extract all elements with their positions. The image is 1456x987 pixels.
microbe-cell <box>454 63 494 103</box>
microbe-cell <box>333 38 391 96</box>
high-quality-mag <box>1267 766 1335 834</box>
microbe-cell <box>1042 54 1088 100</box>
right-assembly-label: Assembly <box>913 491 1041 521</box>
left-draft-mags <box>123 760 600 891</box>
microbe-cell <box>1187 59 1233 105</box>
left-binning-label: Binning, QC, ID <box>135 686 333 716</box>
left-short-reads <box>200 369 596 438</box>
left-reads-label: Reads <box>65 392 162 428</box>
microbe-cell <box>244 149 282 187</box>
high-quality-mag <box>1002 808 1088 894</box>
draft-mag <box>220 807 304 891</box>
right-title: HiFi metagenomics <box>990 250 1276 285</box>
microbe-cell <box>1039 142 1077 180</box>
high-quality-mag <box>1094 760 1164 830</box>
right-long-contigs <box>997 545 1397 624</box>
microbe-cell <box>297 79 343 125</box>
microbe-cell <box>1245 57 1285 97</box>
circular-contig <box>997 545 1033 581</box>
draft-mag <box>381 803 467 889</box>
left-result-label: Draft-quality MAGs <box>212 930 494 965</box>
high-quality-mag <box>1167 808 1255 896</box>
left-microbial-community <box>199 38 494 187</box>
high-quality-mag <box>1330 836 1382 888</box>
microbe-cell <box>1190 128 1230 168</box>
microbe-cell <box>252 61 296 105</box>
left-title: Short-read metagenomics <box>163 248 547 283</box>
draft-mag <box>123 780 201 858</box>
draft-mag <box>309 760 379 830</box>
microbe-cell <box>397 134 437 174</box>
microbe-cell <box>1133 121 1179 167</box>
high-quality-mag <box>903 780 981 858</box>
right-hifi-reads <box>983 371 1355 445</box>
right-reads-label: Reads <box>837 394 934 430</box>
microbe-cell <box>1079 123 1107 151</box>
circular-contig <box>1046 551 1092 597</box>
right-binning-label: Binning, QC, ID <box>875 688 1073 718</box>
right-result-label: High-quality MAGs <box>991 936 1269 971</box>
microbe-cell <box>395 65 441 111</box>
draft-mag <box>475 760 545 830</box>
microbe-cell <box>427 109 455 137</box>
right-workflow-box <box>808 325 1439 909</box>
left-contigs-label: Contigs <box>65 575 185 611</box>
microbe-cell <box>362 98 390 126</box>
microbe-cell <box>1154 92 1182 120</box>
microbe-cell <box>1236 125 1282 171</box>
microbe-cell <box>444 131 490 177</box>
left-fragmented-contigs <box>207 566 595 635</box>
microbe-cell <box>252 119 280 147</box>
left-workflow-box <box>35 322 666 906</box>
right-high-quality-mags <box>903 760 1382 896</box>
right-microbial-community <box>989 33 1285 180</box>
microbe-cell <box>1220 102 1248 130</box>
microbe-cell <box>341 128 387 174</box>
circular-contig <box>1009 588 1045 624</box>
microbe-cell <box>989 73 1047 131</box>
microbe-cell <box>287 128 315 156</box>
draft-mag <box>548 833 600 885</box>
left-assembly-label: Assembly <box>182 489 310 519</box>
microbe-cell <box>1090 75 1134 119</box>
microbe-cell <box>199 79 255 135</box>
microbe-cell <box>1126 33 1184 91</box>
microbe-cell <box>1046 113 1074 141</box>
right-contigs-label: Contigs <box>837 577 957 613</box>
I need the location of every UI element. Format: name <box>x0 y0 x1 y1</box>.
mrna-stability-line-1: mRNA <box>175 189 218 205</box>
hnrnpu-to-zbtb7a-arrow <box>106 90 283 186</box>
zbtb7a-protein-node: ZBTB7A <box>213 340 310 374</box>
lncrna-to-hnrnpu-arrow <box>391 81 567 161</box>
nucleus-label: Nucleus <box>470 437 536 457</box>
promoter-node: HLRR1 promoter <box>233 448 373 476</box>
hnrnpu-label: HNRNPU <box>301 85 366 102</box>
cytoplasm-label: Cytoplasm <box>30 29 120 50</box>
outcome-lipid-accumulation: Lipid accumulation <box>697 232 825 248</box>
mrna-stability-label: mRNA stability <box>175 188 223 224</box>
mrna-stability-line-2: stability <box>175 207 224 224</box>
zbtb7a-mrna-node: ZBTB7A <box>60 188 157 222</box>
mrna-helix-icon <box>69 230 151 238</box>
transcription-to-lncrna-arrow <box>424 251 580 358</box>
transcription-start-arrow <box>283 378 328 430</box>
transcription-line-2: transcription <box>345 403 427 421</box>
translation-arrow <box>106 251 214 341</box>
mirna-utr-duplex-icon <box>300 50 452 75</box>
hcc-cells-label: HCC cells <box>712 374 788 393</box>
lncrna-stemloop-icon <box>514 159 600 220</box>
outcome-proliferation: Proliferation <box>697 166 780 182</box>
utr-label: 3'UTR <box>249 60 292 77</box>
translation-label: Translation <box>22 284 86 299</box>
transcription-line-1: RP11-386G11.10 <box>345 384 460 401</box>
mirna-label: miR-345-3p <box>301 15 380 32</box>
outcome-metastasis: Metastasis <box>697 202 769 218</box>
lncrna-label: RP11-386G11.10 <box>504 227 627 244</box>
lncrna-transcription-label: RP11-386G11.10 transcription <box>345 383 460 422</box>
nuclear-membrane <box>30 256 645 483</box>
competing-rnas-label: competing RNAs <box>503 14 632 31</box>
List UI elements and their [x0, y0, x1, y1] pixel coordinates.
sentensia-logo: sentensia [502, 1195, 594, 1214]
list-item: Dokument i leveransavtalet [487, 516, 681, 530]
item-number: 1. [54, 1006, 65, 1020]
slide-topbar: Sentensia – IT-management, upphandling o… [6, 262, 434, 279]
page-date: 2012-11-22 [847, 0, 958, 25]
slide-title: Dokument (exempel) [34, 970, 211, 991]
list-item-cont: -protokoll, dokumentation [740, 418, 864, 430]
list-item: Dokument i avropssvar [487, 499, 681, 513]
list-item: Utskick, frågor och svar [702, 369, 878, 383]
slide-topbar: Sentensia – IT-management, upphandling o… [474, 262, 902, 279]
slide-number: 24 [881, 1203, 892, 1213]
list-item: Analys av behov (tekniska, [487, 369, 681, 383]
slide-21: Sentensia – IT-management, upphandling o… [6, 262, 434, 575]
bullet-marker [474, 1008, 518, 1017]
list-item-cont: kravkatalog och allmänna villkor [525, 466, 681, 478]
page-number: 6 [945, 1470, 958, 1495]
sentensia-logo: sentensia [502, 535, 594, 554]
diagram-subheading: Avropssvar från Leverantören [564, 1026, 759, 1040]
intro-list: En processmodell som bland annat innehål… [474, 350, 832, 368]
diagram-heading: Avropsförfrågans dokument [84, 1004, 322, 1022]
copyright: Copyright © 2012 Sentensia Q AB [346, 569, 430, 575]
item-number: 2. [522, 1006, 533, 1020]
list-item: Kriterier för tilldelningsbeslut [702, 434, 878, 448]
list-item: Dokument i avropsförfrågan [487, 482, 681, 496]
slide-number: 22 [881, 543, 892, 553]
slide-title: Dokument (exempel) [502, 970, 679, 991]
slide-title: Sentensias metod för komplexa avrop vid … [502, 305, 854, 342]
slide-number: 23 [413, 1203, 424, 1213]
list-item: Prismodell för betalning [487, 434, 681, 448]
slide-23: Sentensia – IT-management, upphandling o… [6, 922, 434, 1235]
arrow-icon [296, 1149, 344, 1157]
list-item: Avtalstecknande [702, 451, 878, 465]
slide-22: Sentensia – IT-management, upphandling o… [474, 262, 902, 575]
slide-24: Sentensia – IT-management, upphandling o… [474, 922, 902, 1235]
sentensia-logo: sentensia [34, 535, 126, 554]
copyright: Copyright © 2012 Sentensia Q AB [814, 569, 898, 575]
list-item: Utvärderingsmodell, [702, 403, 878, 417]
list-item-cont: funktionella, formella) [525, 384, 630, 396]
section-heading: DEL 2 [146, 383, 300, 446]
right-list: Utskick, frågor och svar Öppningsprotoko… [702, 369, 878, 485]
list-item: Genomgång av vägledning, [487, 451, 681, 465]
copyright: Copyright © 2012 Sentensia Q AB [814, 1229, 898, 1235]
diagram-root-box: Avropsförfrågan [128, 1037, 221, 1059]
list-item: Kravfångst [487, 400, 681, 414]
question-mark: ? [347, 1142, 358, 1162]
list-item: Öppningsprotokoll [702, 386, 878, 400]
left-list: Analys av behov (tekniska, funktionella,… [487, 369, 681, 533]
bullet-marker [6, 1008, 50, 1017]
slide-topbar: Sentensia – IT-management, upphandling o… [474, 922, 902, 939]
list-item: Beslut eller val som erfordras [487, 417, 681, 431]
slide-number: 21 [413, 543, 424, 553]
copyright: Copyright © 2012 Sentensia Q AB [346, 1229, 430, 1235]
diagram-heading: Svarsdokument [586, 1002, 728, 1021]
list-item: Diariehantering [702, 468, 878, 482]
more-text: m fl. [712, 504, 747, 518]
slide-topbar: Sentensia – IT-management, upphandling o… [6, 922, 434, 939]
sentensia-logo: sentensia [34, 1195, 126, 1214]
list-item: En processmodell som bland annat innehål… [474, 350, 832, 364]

━━━━━━━━━━

Look through the material above and pick out each line holding the word "management".

> [Response to the exercise]:
slide-topbar: Sentensia – IT-management, upphandling o… [6, 262, 434, 279]
slide-topbar: Sentensia – IT-management, upphandling o… [474, 262, 902, 279]
slide-21: Sentensia – IT-management, upphandling o… [6, 262, 434, 575]
slide-23: Sentensia – IT-management, upphandling o… [6, 922, 434, 1235]
slide-22: Sentensia – IT-management, upphandling o… [474, 262, 902, 575]
slide-24: Sentensia – IT-management, upphandling o… [474, 922, 902, 1235]
slide-topbar: Sentensia – IT-management, upphandling o… [474, 922, 902, 939]
slide-topbar: Sentensia – IT-management, upphandling o… [6, 922, 434, 939]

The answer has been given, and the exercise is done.